### JOBS
1. Restate the sawmill forum excerpt word for word, in full.
2. Quote the rows starting with the row that contains "data-cell <box>539 229 542 233</box>" and going on through the row that contains "data-cell <box>532 222 535 226</box>", both included, and nothing else.

### EXCERPT PROVIDED

begin

I'm not sure how I could run full support the length of the mill: 20'. Maybe I could lap together 2 10', 4X6s and run 4X6s across the bunks. I hate to use up the lumber that I am cutting for the shed, but I guess If i want something close to straight and square, I'll have to bite the bullet.


----------



## pete_86 (Aug 25, 2014)

Sir, I'm slightly jealous a new mill, room to mill, and a tractor!  Just picking, congrats on the setup. Once you get your mill shed built you'll have no problems with it being on a slab.

I like your idea as well, a 2x10 would prob be plenty strong supported at 4' OC, maybe a 2x6 nailed as a beam would be bit stronger and give you a thicker area to lay your posts. 2x6 you could use smaller logs if needed to save better stuff for the building. Nice pics and sorry to see you ran into some metal. Is that a screw? I wonder how that got into the tree. I've been lucky to not have run into something so far. Maybe now that you've hit something right off the bat you won't have that issue for quite a while.


----------



## Dave Boyt (Aug 25, 2014)

end

### RAW DATA
begin

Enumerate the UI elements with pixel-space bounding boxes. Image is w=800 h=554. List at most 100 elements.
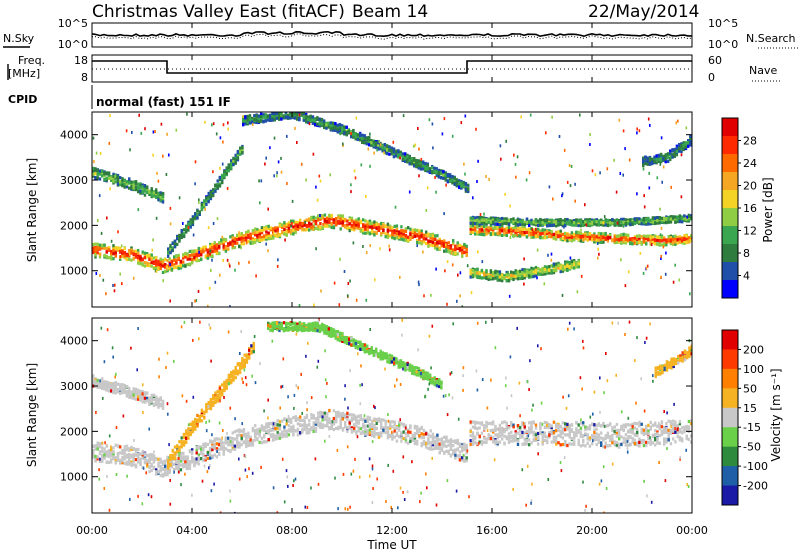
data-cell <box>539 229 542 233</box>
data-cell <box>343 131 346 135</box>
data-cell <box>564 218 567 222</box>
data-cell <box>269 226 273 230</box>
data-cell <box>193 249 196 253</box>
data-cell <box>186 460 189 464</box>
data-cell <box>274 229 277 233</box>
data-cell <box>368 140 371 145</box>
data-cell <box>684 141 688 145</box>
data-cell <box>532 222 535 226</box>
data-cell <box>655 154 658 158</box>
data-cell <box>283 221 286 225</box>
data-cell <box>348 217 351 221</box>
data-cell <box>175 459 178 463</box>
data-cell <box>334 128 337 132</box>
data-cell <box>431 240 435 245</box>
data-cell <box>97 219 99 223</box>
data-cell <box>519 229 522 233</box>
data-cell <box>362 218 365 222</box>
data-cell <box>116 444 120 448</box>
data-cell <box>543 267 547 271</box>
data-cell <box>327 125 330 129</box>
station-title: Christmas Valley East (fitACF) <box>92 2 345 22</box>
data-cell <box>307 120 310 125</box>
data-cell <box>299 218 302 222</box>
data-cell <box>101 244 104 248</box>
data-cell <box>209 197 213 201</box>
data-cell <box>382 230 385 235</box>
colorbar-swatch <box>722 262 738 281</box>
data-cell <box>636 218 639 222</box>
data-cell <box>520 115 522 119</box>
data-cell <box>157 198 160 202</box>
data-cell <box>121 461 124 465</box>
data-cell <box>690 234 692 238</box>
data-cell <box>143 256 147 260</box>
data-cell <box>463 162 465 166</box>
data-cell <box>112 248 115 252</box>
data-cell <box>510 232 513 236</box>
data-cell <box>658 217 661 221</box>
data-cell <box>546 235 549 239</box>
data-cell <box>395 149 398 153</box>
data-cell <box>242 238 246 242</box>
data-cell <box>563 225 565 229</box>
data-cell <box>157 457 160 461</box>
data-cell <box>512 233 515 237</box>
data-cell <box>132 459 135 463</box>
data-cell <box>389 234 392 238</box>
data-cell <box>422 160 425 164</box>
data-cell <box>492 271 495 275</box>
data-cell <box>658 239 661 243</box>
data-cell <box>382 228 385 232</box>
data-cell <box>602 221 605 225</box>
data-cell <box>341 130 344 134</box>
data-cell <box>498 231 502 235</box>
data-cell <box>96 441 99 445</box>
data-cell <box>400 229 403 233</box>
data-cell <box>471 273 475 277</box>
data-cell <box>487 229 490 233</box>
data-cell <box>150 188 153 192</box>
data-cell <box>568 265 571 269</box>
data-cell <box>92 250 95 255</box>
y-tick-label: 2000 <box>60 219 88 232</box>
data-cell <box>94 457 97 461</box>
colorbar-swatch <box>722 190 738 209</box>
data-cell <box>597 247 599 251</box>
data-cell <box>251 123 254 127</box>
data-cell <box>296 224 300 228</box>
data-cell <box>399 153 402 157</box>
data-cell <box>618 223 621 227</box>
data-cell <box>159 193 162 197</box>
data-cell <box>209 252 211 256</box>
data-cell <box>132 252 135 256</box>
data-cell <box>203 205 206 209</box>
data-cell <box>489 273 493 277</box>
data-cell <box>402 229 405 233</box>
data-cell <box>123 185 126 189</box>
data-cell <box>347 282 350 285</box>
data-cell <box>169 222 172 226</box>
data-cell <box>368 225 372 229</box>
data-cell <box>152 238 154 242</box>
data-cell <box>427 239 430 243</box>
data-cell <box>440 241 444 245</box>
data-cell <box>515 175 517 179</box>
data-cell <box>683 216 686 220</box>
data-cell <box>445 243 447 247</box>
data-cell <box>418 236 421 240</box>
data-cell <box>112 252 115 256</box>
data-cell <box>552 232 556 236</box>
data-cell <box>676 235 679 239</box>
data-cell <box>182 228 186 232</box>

end

### ANSWERS TO THE PROBLEMS
1.
I'm not sure how I could run full support the length of the mill: 20'. Maybe I could lap together 2 10', 4X6s and run 4X6s across the bunks. I hate to use up the lumber that I am cutting for the shed, but I guess If i want something close to straight and square, I'll have to bite the bullet.


----------



## pete_86 (Aug 25, 2014)

Sir, I'm slightly jealous a new mill, room to mill, and a tractor!  Just picking, congrats on the setup. Once you get your mill shed built you'll have no problems with it being on a slab.

I like your idea as well, a 2x10 would prob be plenty strong supported at 4' OC, maybe a 2x6 nailed as a beam would be bit stronger and give you a thicker area to lay your posts. 2x6 you could use smaller logs if needed to save better stuff for the building. Nice pics and sorry to see you ran into some metal. Is that a screw? I wonder how that got into the tree. I've been lucky to not have run into something so far. Maybe now that you've hit something right off the bat you won't have that issue for quite a while.


----------



## Dave Boyt (Aug 25, 2014)

2.
data-cell <box>539 229 542 233</box>
data-cell <box>343 131 346 135</box>
data-cell <box>564 218 567 222</box>
data-cell <box>269 226 273 230</box>
data-cell <box>193 249 196 253</box>
data-cell <box>186 460 189 464</box>
data-cell <box>274 229 277 233</box>
data-cell <box>368 140 371 145</box>
data-cell <box>684 141 688 145</box>
data-cell <box>532 222 535 226</box>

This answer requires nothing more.